» **PROVIDED RECORDS**
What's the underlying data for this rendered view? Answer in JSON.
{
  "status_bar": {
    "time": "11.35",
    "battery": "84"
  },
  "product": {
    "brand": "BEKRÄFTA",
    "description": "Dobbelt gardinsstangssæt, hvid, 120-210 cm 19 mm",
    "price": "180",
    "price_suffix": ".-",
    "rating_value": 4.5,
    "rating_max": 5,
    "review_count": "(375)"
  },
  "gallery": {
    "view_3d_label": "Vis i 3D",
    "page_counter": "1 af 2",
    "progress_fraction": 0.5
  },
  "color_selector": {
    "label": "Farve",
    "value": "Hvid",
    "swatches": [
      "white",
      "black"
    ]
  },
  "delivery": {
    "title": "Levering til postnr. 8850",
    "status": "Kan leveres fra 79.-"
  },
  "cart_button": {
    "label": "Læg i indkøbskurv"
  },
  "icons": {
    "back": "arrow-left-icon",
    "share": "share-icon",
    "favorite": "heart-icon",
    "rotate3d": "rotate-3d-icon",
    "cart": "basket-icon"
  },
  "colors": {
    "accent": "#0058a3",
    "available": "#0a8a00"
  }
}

» **EXERCISE DIRECTIONS**
Copy out each record from above, exactly.

» **EXERCISE RESPONSE**
What's the underlying data for this rendered view? Answer in JSON.
{
  "status_bar": {
    "time": "11.35",
    "battery": "84"
  },
  "product": {
    "brand": "BEKRÄFTA",
    "description": "Dobbelt gardinsstangssæt, hvid, 120-210 cm 19 mm",
    "price": "180",
    "price_suffix": ".-",
    "rating_value": 4.5,
    "rating_max": 5,
    "review_count": "(375)"
  },
  "gallery": {
    "view_3d_label": "Vis i 3D",
    "page_counter": "1 af 2",
    "progress_fraction": 0.5
  },
  "color_selector": {
    "label": "Farve",
    "value": "Hvid",
    "swatches": [
      "white",
      "black"
    ]
  },
  "delivery": {
    "title": "Levering til postnr. 8850",
    "status": "Kan leveres fra 79.-"
  },
  "cart_button": {
    "label": "Læg i indkøbskurv"
  },
  "icons": {
    "back": "arrow-left-icon",
    "share": "share-icon",
    "favorite": "heart-icon",
    "rotate3d": "rotate-3d-icon",
    "cart": "basket-icon"
  },
  "colors": {
    "accent": "#0058a3",
    "available": "#0a8a00"
  }
}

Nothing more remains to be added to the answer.